* [Set problem]
Reproduce the whole listing, character for character.

* [Task input]
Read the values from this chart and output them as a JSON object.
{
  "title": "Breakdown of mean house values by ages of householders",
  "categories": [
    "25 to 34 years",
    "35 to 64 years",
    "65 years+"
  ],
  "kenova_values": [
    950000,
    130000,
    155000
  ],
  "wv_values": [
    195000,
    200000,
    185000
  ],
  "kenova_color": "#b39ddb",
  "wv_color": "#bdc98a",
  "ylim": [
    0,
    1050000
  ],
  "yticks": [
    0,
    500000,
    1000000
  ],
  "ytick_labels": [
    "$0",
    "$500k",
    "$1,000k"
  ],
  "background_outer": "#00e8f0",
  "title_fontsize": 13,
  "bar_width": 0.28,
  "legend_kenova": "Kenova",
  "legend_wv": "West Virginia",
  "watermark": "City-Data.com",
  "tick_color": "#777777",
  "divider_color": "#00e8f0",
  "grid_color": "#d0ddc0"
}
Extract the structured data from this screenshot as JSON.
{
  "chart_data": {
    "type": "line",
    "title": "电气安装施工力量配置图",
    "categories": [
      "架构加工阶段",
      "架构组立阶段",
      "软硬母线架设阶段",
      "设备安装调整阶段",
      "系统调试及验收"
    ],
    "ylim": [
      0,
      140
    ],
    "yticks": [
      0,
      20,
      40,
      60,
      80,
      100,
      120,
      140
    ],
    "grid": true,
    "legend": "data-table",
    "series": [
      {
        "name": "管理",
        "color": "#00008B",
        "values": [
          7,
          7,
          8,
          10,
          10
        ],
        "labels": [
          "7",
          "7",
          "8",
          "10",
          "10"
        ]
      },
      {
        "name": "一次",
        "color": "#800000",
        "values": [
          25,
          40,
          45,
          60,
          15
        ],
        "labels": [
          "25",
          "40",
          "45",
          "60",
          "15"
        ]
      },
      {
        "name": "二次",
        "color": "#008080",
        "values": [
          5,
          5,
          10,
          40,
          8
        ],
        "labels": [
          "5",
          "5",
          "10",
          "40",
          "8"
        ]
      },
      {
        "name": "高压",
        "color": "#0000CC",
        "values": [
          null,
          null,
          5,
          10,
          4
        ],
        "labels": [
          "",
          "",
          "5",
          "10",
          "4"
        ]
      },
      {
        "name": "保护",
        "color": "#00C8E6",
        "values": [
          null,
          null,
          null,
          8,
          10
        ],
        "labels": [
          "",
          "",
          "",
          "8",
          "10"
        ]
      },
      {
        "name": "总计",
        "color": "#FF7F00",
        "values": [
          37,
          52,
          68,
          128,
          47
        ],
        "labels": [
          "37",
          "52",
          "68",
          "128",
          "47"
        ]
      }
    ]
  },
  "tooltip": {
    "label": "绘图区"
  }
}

* [Solution]
Read the values from this chart and output them as a JSON object.
{
  "title": "Breakdown of mean house values by ages of householders",
  "categories": [
    "25 to 34 years",
    "35 to 64 years",
    "65 years+"
  ],
  "kenova_values": [
    950000,
    130000,
    155000
  ],
  "wv_values": [
    195000,
    200000,
    185000
  ],
  "kenova_color": "#b39ddb",
  "wv_color": "#bdc98a",
  "ylim": [
    0,
    1050000
  ],
  "yticks": [
    0,
    500000,
    1000000
  ],
  "ytick_labels": [
    "$0",
    "$500k",
    "$1,000k"
  ],
  "background_outer": "#00e8f0",
  "title_fontsize": 13,
  "bar_width": 0.28,
  "legend_kenova": "Kenova",
  "legend_wv": "West Virginia",
  "watermark": "City-Data.com",
  "tick_color": "#777777",
  "divider_color": "#00e8f0",
  "grid_color": "#d0ddc0"
}
Extract the structured data from this screenshot as JSON.
{
  "chart_data": {
    "type": "line",
    "title": "电气安装施工力量配置图",
    "categories": [
      "架构加工阶段",
      "架构组立阶段",
      "软硬母线架设阶段",
      "设备安装调整阶段",
      "系统调试及验收"
    ],
    "ylim": [
      0,
      140
    ],
    "yticks": [
      0,
      20,
      40,
      60,
      80,
      100,
      120,
      140
    ],
    "grid": true,
    "legend": "data-table",
    "series": [
      {
        "name": "管理",
        "color": "#00008B",
        "values": [
          7,
          7,
          8,
          10,
          10
        ],
        "labels": [
          "7",
          "7",
          "8",
          "10",
          "10"
        ]
      },
      {
        "name": "一次",
        "color": "#800000",
        "values": [
          25,
          40,
          45,
          60,
          15
        ],
        "labels": [
          "25",
          "40",
          "45",
          "60",
          "15"
        ]
      },
      {
        "name": "二次",
        "color": "#008080",
        "values": [
          5,
          5,
          10,
          40,
          8
        ],
        "labels": [
          "5",
          "5",
          "10",
          "40",
          "8"
        ]
      },
      {
        "name": "高压",
        "color": "#0000CC",
        "values": [
          null,
          null,
          5,
          10,
          4
        ],
        "labels": [
          "",
          "",
          "5",
          "10",
          "4"
        ]
      },
      {
        "name": "保护",
        "color": "#00C8E6",
        "values": [
          null,
          null,
          null,
          8,
          10
        ],
        "labels": [
          "",
          "",
          "",
          "8",
          "10"
        ]
      },
      {
        "name": "总计",
        "color": "#FF7F00",
        "values": [
          37,
          52,
          68,
          128,
          47
        ],
        "labels": [
          "37",
          "52",
          "68",
          "128",
          "47"
        ]
      }
    ]
  },
  "tooltip": {
    "label": "绘图区"
  }
}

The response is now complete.